[Required work]:
Repeat every record below exactly, omitting any pictures.

Some records:
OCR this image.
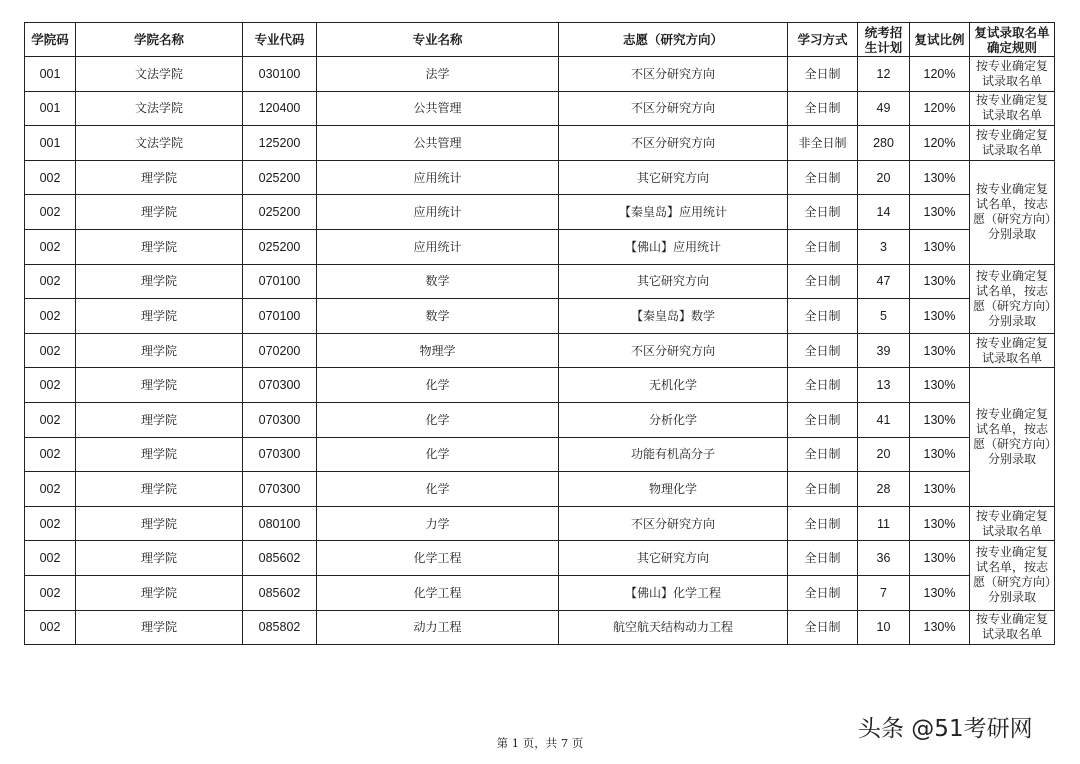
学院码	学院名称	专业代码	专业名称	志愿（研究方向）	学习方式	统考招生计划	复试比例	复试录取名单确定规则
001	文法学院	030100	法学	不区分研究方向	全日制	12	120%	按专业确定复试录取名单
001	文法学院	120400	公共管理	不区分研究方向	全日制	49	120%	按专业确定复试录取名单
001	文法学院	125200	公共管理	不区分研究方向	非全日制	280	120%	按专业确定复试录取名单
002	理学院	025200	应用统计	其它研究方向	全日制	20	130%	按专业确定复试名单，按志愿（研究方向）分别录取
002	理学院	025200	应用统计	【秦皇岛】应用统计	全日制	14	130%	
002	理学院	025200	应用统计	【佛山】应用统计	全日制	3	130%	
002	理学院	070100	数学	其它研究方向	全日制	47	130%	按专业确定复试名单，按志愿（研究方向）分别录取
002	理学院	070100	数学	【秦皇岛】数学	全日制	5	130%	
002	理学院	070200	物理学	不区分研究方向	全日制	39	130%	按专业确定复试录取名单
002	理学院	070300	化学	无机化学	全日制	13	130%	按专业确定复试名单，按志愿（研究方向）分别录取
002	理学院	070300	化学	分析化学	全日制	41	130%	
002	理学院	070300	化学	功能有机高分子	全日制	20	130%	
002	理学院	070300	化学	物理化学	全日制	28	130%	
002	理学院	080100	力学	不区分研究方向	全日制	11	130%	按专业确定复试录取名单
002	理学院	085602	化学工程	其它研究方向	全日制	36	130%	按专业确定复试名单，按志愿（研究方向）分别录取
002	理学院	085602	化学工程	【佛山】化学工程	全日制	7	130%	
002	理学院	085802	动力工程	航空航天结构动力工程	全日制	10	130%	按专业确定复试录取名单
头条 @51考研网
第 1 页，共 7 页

[Response to this exercise]:
OCR this image.
学院码	学院名称	专业代码	专业名称	志愿（研究方向）	学习方式	统考招生计划	复试比例	复试录取名单确定规则
001	文法学院	030100	法学	不区分研究方向	全日制	12	120%	按专业确定复试录取名单
001	文法学院	120400	公共管理	不区分研究方向	全日制	49	120%	按专业确定复试录取名单
001	文法学院	125200	公共管理	不区分研究方向	非全日制	280	120%	按专业确定复试录取名单
002	理学院	025200	应用统计	其它研究方向	全日制	20	130%	按专业确定复试名单，按志愿（研究方向）分别录取
002	理学院	025200	应用统计	【秦皇岛】应用统计	全日制	14	130%	
002	理学院	025200	应用统计	【佛山】应用统计	全日制	3	130%	
002	理学院	070100	数学	其它研究方向	全日制	47	130%	按专业确定复试名单，按志愿（研究方向）分别录取
002	理学院	070100	数学	【秦皇岛】数学	全日制	5	130%	
002	理学院	070200	物理学	不区分研究方向	全日制	39	130%	按专业确定复试录取名单
002	理学院	070300	化学	无机化学	全日制	13	130%	按专业确定复试名单，按志愿（研究方向）分别录取
002	理学院	070300	化学	分析化学	全日制	41	130%	
002	理学院	070300	化学	功能有机高分子	全日制	20	130%	
002	理学院	070300	化学	物理化学	全日制	28	130%	
002	理学院	080100	力学	不区分研究方向	全日制	11	130%	按专业确定复试录取名单
002	理学院	085602	化学工程	其它研究方向	全日制	36	130%	按专业确定复试名单，按志愿（研究方向）分别录取
002	理学院	085602	化学工程	【佛山】化学工程	全日制	7	130%	
002	理学院	085802	动力工程	航空航天结构动力工程	全日制	10	130%	按专业确定复试录取名单
头条 @51考研网
第 1 页，共 7 页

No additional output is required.